- **EXERCISE OBJECTIVE**:
Render the material again word for word, skipping the pictures in it.
* Start RAW RECORDS *
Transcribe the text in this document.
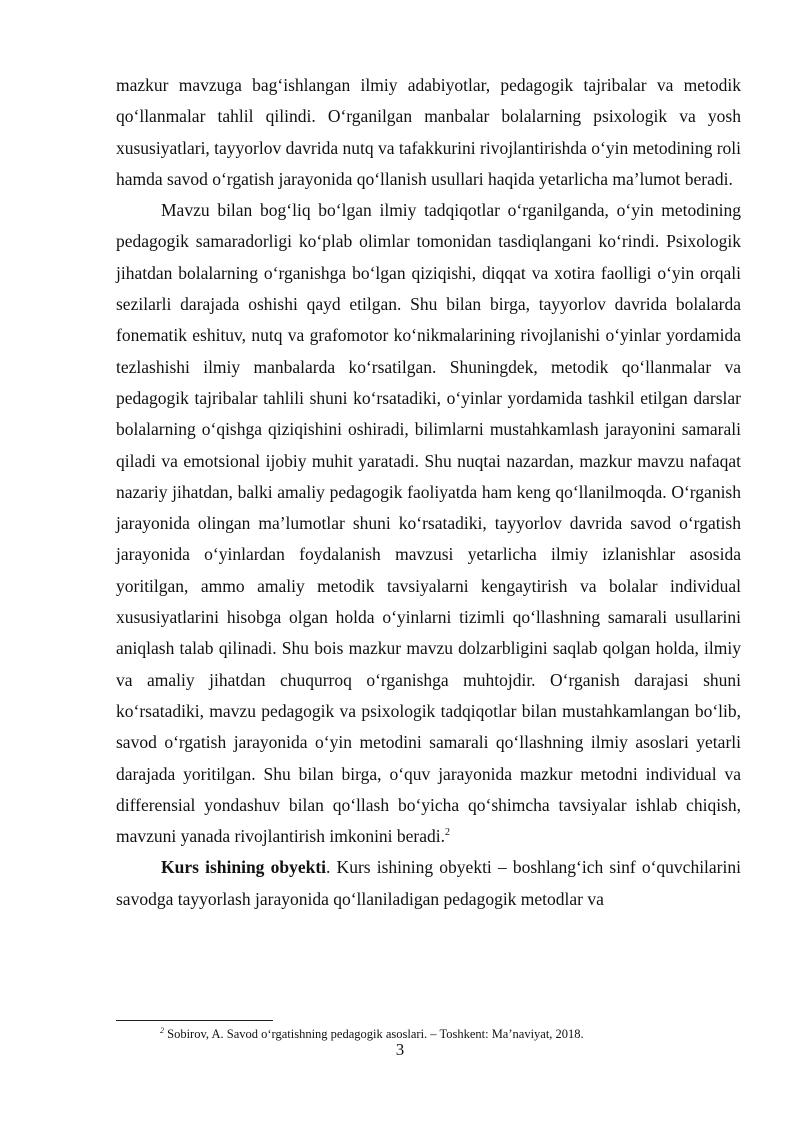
mazkur mavzuga bag‘ishlangan ilmiy adabiyotlar, pedagogik tajribalar va metodik qo‘llanmalar tahlil qilindi. O‘rganilgan manbalar bolalarning psixologik va yosh xususiyatlari, tayyorlov davrida nutq va tafakkurini rivojlantirishda o‘yin metodining roli hamda savod o‘rgatish jarayonida qo‘llanish usullari haqida yetarlicha ma’lumot beradi.

Mavzu bilan bog‘liq bo‘lgan ilmiy tadqiqotlar o‘rganilganda, o‘yin metodining pedagogik samaradorligi ko‘plab olimlar tomonidan tasdiqlangani ko‘rindi. Psixologik jihatdan bolalarning o‘rganishga bo‘lgan qiziqishi, diqqat va xotira faolligi o‘yin orqali sezilarli darajada oshishi qayd etilgan. Shu bilan birga, tayyorlov davrida bolalarda fonematik eshituv, nutq va grafomotor ko‘nikmalarining rivojlanishi o‘yinlar yordamida tezlashishi ilmiy manbalarda ko‘rsatilgan. Shuningdek, metodik qo‘llanmalar va pedagogik tajribalar tahlili shuni ko‘rsatadiki, o‘yinlar yordamida tashkil etilgan darslar bolalarning o‘qishga qiziqishini oshiradi, bilimlarni mustahkamlash jarayonini samarali qiladi va emotsional ijobiy muhit yaratadi. Shu nuqtai nazardan, mazkur mavzu nafaqat nazariy jihatdan, balki amaliy pedagogik faoliyatda ham keng qo‘llanilmoqda. O‘rganish jarayonida olingan ma’lumotlar shuni ko‘rsatadiki, tayyorlov davrida savod o‘rgatish jarayonida o‘yinlardan foydalanish mavzusi yetarlicha ilmiy izlanishlar asosida yoritilgan, ammo amaliy metodik tavsiyalarni kengaytirish va bolalar individual xususiyatlarini hisobga olgan holda o‘yinlarni tizimli qo‘llashning samarali usullarini aniqlash talab qilinadi. Shu bois mazkur mavzu dolzarbligini saqlab qolgan holda, ilmiy va amaliy jihatdan chuqurroq o‘rganishga muhtojdir. O‘rganish darajasi shuni ko‘rsatadiki, mavzu pedagogik va psixologik tadqiqotlar bilan mustahkamlangan bo‘lib, savod o‘rgatish jarayonida o‘yin metodini samarali qo‘llashning ilmiy asoslari yetarli darajada yoritilgan. Shu bilan birga, o‘quv jarayonida mazkur metodni individual va differensial yondashuv bilan qo‘llash bo‘yicha qo‘shimcha tavsiyalar ishlab chiqish, mavzuni yanada rivojlantirish imkonini beradi.$^2$

Kurs ishining obyekti. Kurs ishining obyekti – boshlang‘ich sinf o‘quvchilarini savodga tayyorlash jarayonida qo‘llaniladigan pedagogik metodlar va

$^2$ Sobirov, A. Savod o‘rgatishning pedagogik asoslari. – Toshkent: Ma’naviyat, 2018.
3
* End RAW RECORDS *
- **WRITTEN REPLY**:
Transcribe the text in this document.
mazkur mavzuga bag‘ishlangan ilmiy adabiyotlar, pedagogik tajribalar va metodik qo‘llanmalar tahlil qilindi. O‘rganilgan manbalar bolalarning psixologik va yosh xususiyatlari, tayyorlov davrida nutq va tafakkurini rivojlantirishda o‘yin metodining roli hamda savod o‘rgatish jarayonida qo‘llanish usullari haqida yetarlicha ma’lumot beradi.

Mavzu bilan bog‘liq bo‘lgan ilmiy tadqiqotlar o‘rganilganda, o‘yin metodining pedagogik samaradorligi ko‘plab olimlar tomonidan tasdiqlangani ko‘rindi. Psixologik jihatdan bolalarning o‘rganishga bo‘lgan qiziqishi, diqqat va xotira faolligi o‘yin orqali sezilarli darajada oshishi qayd etilgan. Shu bilan birga, tayyorlov davrida bolalarda fonematik eshituv, nutq va grafomotor ko‘nikmalarining rivojlanishi o‘yinlar yordamida tezlashishi ilmiy manbalarda ko‘rsatilgan. Shuningdek, metodik qo‘llanmalar va pedagogik tajribalar tahlili shuni ko‘rsatadiki, o‘yinlar yordamida tashkil etilgan darslar bolalarning o‘qishga qiziqishini oshiradi, bilimlarni mustahkamlash jarayonini samarali qiladi va emotsional ijobiy muhit yaratadi. Shu nuqtai nazardan, mazkur mavzu nafaqat nazariy jihatdan, balki amaliy pedagogik faoliyatda ham keng qo‘llanilmoqda. O‘rganish jarayonida olingan ma’lumotlar shuni ko‘rsatadiki, tayyorlov davrida savod o‘rgatish jarayonida o‘yinlardan foydalanish mavzusi yetarlicha ilmiy izlanishlar asosida yoritilgan, ammo amaliy metodik tavsiyalarni kengaytirish va bolalar individual xususiyatlarini hisobga olgan holda o‘yinlarni tizimli qo‘llashning samarali usullarini aniqlash talab qilinadi. Shu bois mazkur mavzu dolzarbligini saqlab qolgan holda, ilmiy va amaliy jihatdan chuqurroq o‘rganishga muhtojdir. O‘rganish darajasi shuni ko‘rsatadiki, mavzu pedagogik va psixologik tadqiqotlar bilan mustahkamlangan bo‘lib, savod o‘rgatish jarayonida o‘yin metodini samarali qo‘llashning ilmiy asoslari yetarli darajada yoritilgan. Shu bilan birga, o‘quv jarayonida mazkur metodni individual va differensial yondashuv bilan qo‘llash bo‘yicha qo‘shimcha tavsiyalar ishlab chiqish, mavzuni yanada rivojlantirish imkonini beradi.$^2$

Kurs ishining obyekti. Kurs ishining obyekti – boshlang‘ich sinf o‘quvchilarini savodga tayyorlash jarayonida qo‘llaniladigan pedagogik metodlar va

$^2$ Sobirov, A. Savod o‘rgatishning pedagogik asoslari. – Toshkent: Ma’naviyat, 2018.
3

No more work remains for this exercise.